■ RECORDS SUPPLIED:

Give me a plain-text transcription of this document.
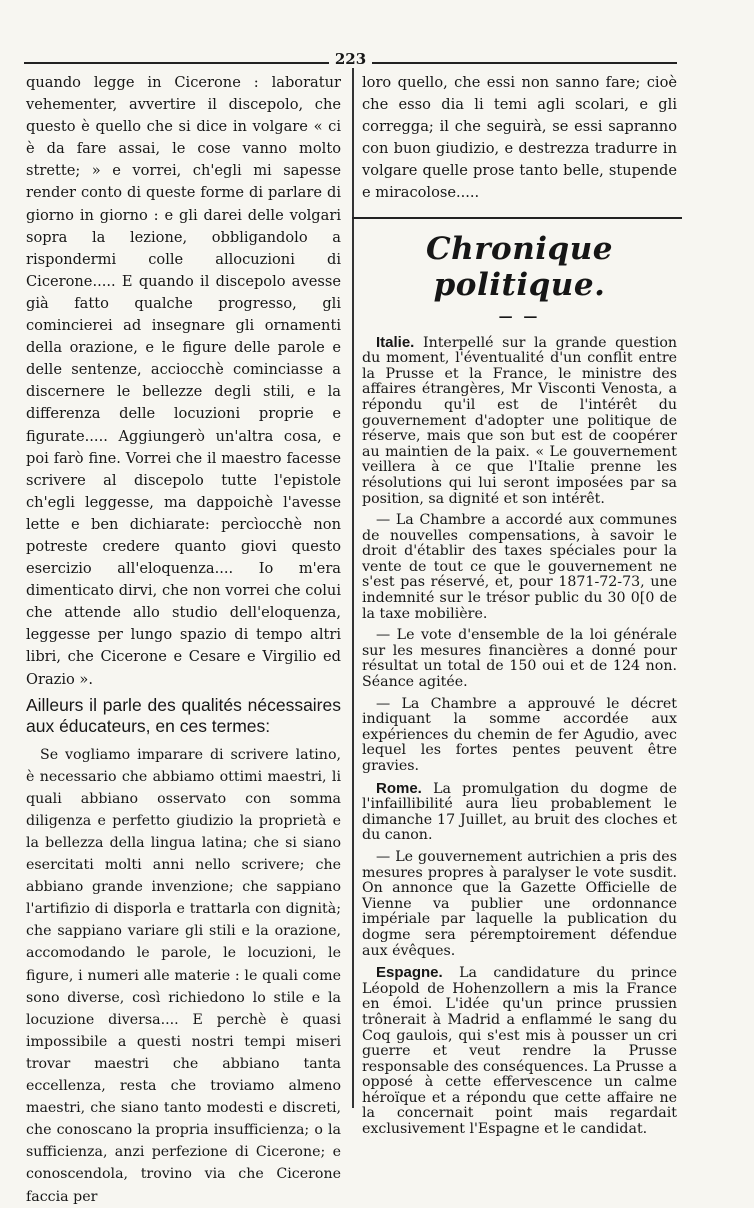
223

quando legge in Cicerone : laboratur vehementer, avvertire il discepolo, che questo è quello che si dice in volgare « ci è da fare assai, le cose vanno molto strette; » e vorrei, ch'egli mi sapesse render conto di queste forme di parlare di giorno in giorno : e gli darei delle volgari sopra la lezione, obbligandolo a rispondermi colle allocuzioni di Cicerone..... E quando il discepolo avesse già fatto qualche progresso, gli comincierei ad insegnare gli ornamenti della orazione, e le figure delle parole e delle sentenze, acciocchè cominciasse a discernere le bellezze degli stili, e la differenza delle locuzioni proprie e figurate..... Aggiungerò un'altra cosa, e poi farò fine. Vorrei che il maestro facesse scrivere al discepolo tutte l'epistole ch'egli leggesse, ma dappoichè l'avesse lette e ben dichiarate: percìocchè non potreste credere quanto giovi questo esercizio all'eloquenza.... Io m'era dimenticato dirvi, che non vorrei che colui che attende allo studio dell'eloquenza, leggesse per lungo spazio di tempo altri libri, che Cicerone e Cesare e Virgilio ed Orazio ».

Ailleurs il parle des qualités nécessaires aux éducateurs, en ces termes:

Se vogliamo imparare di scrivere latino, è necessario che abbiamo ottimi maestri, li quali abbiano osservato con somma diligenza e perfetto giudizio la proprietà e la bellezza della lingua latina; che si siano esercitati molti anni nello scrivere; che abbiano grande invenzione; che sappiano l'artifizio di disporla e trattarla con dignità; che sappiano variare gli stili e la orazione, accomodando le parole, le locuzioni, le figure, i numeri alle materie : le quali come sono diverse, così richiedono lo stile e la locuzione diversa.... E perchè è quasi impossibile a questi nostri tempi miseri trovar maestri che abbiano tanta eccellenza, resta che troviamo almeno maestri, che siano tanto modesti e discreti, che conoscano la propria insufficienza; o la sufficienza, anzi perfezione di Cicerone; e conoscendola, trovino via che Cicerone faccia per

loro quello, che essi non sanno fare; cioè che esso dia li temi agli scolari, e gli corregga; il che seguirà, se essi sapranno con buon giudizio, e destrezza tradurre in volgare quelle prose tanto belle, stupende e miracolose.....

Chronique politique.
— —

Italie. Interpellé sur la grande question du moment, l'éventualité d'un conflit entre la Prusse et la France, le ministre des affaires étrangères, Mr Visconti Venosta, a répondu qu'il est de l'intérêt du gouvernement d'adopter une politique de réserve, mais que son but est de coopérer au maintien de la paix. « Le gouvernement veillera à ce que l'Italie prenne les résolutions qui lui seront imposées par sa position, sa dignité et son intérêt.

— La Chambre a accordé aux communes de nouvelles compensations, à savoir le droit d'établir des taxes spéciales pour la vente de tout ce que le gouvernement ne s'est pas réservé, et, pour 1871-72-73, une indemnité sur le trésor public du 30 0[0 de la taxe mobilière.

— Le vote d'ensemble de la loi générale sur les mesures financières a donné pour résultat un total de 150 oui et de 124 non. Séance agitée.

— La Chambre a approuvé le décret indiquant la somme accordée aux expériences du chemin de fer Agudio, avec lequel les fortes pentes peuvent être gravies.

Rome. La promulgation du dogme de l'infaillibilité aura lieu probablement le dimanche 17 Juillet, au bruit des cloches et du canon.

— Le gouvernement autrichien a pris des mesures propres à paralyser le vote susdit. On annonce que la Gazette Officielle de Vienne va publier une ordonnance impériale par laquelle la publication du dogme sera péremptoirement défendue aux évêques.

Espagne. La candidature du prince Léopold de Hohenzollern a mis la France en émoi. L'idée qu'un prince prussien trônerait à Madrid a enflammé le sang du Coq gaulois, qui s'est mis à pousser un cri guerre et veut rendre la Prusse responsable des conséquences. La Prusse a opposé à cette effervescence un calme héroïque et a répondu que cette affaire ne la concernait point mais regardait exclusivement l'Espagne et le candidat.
* * *
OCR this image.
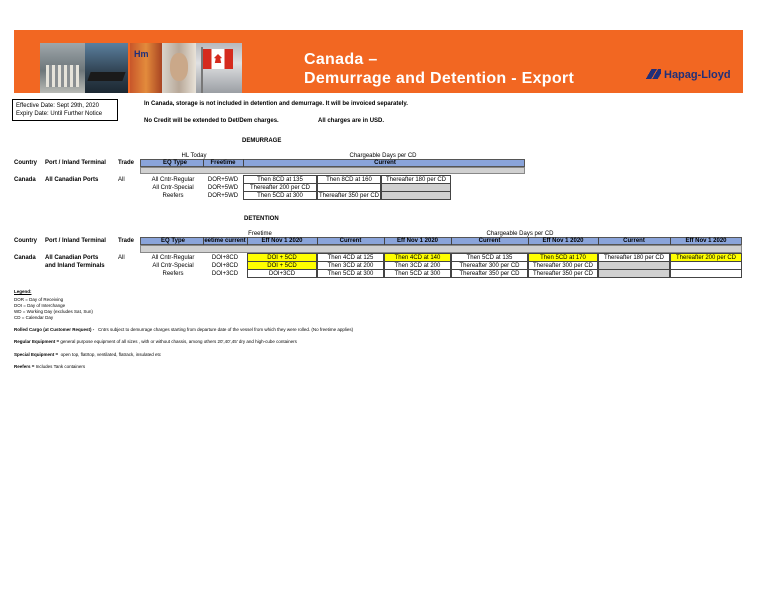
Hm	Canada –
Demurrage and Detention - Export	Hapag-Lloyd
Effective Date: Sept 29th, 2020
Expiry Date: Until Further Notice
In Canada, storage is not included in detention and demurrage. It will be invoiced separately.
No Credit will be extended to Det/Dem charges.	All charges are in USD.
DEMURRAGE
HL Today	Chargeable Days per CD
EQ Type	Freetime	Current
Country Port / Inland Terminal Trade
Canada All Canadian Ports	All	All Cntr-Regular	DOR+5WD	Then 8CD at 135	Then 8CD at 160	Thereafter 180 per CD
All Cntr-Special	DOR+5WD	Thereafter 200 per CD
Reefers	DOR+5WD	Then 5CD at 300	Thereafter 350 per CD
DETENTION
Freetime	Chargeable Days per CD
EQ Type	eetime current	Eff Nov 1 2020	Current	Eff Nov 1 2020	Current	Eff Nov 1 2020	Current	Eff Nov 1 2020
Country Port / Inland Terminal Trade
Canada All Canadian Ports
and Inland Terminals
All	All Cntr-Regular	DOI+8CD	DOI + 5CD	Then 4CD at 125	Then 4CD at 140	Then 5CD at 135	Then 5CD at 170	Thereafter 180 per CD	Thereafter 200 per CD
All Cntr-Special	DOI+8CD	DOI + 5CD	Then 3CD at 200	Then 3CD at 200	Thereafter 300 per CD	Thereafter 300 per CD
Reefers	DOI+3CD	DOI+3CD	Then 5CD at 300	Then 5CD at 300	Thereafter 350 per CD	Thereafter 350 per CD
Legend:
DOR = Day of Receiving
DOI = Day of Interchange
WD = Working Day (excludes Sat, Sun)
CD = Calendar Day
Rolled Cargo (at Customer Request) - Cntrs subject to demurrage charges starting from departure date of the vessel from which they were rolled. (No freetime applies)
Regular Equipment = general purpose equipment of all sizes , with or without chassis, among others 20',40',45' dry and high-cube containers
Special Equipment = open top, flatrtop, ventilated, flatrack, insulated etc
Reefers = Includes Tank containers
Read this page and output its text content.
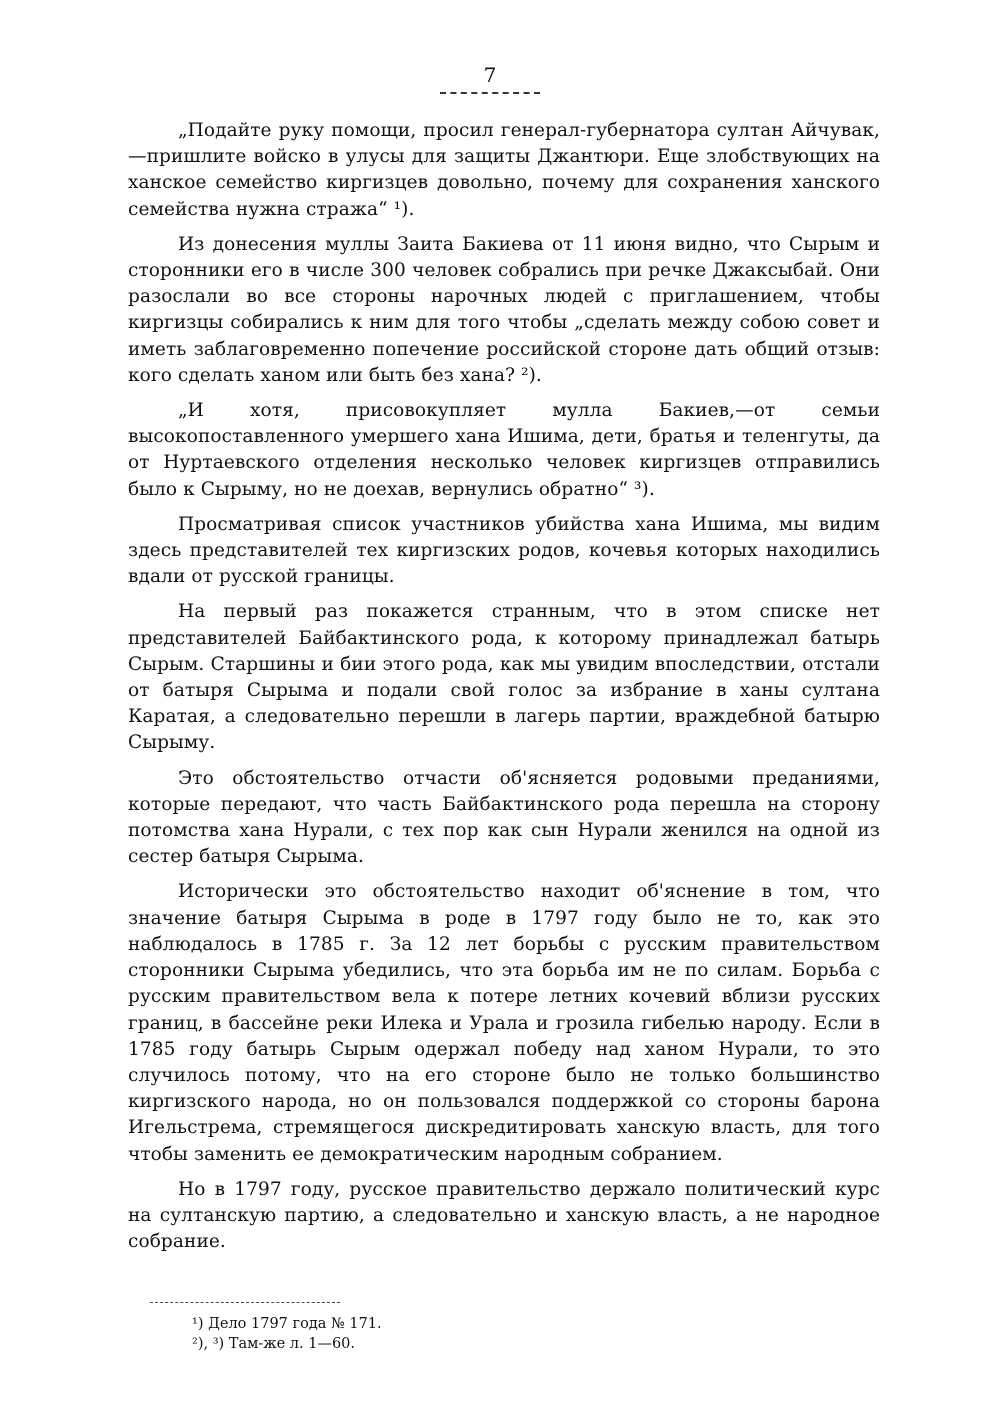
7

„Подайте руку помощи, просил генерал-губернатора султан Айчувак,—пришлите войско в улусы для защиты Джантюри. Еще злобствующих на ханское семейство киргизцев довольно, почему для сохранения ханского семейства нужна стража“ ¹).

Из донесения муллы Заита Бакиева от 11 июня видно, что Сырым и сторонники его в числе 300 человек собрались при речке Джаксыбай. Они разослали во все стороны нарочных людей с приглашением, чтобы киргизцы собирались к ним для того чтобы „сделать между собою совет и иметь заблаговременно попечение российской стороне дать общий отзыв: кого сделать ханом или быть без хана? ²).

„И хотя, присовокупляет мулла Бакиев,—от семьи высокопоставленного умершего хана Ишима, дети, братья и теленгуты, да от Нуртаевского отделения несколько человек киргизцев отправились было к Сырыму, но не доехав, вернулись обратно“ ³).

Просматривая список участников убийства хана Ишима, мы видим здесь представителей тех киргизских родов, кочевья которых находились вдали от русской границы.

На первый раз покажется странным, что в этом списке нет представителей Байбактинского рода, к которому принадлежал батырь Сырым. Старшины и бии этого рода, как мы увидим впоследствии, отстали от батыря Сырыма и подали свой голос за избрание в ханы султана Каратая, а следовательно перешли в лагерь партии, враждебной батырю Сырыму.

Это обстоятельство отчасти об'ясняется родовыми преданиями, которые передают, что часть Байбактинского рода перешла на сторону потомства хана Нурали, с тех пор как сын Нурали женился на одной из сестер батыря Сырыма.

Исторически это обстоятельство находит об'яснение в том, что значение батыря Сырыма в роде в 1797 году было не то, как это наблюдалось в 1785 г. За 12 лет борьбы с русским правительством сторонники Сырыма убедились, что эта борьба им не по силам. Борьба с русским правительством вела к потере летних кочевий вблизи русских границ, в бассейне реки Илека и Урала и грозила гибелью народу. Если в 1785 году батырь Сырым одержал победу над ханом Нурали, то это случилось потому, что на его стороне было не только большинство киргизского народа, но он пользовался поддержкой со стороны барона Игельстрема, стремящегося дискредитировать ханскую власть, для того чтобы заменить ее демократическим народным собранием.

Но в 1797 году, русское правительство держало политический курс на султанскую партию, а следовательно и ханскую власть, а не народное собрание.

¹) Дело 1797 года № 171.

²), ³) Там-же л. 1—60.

■ WHAT IS NEEDED: Search the lines for the word "Days" and report how many contain it, by number only.

■ WRITTEN ANSWER: 2